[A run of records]
════════════════
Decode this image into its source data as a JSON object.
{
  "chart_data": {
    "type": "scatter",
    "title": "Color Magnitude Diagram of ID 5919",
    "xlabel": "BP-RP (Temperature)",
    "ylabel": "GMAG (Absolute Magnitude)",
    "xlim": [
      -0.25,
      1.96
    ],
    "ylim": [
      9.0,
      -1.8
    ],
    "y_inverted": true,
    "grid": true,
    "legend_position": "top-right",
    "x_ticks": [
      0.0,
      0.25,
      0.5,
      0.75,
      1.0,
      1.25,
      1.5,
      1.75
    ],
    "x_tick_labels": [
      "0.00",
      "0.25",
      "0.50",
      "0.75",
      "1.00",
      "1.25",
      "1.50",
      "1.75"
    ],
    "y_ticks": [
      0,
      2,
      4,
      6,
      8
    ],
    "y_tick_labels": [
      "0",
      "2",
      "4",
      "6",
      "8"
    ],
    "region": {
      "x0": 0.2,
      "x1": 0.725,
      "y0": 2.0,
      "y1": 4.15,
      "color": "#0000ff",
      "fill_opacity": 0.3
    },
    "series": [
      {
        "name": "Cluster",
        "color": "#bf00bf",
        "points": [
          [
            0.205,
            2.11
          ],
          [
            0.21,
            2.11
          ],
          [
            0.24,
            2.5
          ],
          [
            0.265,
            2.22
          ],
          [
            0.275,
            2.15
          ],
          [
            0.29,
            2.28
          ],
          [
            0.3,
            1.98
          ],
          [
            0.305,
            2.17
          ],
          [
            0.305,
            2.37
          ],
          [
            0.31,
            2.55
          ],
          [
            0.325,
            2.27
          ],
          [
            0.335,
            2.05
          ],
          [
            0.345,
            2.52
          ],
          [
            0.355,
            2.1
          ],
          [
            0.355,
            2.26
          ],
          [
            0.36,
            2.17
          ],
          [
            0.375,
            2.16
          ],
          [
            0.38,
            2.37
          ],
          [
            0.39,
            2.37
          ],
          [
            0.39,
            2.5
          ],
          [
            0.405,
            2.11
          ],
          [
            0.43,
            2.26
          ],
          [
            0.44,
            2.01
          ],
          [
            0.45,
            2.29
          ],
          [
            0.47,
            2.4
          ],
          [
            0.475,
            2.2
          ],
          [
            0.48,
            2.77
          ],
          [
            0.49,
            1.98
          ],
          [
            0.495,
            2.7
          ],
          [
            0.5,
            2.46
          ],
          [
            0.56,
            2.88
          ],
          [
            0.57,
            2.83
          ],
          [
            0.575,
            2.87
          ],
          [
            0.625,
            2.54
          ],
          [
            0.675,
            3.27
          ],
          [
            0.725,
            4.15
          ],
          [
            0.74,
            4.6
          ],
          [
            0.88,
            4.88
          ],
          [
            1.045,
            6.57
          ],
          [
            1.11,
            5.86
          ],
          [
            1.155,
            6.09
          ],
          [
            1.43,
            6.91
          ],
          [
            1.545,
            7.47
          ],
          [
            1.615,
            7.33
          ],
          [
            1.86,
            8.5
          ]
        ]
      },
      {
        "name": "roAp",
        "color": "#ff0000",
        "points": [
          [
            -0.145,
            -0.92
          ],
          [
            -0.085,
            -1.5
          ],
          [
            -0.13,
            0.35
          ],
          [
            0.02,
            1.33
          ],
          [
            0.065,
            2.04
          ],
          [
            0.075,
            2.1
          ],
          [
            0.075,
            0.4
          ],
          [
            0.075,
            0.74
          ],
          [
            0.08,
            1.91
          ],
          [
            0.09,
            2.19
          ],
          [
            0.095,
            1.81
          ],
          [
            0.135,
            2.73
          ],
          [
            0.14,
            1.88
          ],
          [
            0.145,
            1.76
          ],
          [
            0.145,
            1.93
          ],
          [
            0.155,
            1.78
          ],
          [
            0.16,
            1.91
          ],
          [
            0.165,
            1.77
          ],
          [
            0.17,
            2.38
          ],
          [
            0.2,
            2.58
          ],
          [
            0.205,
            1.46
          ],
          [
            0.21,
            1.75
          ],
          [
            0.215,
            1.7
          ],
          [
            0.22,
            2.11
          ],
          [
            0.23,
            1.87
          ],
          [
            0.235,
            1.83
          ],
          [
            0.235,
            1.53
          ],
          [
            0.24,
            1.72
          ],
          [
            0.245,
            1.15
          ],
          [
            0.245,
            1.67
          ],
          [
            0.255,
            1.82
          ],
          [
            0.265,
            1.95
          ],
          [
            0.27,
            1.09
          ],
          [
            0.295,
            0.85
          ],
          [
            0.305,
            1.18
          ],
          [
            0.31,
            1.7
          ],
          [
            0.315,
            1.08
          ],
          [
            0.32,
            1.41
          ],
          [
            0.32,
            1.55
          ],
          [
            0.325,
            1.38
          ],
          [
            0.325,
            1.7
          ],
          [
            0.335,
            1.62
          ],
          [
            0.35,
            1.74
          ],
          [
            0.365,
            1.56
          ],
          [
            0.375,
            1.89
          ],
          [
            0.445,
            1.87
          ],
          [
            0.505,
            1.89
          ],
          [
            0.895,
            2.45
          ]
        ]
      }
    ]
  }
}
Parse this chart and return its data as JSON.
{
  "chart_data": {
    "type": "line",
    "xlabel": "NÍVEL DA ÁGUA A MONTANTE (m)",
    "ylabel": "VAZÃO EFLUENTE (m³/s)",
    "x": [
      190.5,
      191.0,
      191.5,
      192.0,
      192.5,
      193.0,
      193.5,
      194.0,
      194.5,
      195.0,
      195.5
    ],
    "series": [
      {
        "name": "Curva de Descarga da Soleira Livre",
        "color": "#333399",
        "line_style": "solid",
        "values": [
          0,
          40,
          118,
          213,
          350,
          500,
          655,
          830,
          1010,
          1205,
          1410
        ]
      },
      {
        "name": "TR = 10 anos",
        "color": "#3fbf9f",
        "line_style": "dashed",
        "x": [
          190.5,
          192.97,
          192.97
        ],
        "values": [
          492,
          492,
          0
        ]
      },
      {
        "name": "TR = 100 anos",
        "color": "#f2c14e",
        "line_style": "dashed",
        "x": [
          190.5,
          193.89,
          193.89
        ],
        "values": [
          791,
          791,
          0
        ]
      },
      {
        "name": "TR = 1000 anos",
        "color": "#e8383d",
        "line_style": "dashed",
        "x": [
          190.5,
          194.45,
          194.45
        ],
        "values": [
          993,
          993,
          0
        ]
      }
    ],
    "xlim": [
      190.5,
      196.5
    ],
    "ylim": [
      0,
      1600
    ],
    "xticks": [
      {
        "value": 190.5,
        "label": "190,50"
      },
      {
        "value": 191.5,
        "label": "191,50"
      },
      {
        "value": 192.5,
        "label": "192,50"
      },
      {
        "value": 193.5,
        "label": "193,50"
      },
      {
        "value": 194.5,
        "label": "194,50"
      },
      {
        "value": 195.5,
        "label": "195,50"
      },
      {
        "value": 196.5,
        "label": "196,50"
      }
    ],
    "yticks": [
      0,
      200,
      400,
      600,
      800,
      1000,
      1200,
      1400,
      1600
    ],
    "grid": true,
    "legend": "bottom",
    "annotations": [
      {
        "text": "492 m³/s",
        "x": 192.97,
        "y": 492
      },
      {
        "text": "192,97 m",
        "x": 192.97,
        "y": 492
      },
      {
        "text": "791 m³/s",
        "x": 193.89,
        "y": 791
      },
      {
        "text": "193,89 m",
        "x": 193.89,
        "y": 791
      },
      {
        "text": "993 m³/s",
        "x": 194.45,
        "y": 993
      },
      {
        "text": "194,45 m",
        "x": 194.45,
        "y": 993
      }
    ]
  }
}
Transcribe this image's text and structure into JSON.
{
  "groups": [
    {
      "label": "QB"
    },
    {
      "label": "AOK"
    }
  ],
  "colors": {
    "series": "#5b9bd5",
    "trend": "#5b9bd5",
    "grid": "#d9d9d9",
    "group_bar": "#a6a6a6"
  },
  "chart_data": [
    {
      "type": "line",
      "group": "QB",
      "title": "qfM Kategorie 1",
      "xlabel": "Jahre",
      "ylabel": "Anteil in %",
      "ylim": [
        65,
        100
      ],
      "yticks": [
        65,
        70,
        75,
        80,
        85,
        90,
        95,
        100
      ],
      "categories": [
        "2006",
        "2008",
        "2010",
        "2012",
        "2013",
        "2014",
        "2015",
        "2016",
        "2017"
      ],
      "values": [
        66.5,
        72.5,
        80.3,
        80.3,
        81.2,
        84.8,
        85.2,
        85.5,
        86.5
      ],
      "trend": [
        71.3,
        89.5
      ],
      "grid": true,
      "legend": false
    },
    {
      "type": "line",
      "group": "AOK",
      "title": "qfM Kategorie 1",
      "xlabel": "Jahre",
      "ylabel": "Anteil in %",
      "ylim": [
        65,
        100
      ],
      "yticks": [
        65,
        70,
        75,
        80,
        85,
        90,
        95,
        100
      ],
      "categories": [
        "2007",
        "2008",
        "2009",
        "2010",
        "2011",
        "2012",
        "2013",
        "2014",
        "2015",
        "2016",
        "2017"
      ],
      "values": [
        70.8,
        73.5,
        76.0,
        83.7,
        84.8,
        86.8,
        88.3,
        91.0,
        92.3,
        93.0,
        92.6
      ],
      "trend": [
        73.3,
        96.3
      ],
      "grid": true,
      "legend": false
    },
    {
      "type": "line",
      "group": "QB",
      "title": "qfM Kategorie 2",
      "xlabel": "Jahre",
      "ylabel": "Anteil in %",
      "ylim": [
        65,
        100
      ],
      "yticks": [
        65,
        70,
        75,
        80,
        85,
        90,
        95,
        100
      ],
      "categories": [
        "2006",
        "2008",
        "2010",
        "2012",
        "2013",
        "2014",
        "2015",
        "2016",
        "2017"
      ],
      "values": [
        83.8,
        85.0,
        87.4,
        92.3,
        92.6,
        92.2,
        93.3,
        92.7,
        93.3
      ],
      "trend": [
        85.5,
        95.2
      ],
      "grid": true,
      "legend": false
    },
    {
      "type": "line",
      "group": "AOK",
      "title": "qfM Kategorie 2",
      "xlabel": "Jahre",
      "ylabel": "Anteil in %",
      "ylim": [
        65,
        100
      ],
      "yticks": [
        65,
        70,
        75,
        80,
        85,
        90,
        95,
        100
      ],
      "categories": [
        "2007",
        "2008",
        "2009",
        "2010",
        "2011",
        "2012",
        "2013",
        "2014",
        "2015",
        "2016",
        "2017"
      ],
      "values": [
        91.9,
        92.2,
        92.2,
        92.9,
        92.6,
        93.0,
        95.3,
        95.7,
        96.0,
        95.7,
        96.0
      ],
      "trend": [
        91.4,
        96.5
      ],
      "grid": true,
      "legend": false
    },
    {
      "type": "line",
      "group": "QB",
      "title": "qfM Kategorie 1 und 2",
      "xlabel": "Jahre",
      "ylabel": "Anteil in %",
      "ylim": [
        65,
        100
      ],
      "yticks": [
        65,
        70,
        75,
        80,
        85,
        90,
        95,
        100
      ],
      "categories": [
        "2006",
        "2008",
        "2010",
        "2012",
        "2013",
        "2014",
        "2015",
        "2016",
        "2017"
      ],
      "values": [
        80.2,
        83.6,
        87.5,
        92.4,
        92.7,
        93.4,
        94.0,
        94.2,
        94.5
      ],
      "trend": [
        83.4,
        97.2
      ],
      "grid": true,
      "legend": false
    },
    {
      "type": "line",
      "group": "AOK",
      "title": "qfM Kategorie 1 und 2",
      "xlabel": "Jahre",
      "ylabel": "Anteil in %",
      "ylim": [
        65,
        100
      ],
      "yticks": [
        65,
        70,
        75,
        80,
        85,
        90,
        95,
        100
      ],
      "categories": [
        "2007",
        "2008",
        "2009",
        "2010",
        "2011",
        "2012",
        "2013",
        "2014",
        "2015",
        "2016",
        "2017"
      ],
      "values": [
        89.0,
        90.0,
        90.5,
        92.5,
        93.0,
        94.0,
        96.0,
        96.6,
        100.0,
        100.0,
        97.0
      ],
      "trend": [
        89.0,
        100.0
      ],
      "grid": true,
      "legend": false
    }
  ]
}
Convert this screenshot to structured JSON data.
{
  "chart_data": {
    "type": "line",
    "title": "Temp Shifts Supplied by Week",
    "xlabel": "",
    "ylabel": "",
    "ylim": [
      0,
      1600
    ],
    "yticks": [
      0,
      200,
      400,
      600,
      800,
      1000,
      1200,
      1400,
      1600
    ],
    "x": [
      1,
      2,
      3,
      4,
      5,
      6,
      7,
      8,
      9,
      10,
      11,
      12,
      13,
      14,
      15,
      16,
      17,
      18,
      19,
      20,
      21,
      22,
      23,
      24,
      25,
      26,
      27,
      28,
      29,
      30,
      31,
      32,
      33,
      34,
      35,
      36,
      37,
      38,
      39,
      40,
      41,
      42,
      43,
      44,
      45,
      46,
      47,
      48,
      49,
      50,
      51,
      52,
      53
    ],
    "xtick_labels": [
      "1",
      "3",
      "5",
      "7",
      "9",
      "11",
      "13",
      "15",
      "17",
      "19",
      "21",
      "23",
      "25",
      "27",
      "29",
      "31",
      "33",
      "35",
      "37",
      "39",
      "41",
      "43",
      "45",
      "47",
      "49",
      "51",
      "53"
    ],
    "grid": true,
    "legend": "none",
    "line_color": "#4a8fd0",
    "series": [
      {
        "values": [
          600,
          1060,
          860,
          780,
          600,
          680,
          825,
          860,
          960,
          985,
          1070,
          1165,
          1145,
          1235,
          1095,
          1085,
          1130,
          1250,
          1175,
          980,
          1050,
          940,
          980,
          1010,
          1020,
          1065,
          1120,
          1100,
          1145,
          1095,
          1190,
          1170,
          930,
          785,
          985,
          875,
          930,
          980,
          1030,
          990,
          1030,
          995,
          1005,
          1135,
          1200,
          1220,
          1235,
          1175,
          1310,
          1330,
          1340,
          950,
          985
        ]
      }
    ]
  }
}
════════════════
### PROBLEM REQUIREMENTS
Search the records above for "anos". Copy each line where it is found.

### SOLUTION TO THIS PROBLEM
        "name": "TR = 10 anos",
        "name": "TR = 100 anos",
        "name": "TR = 1000 anos",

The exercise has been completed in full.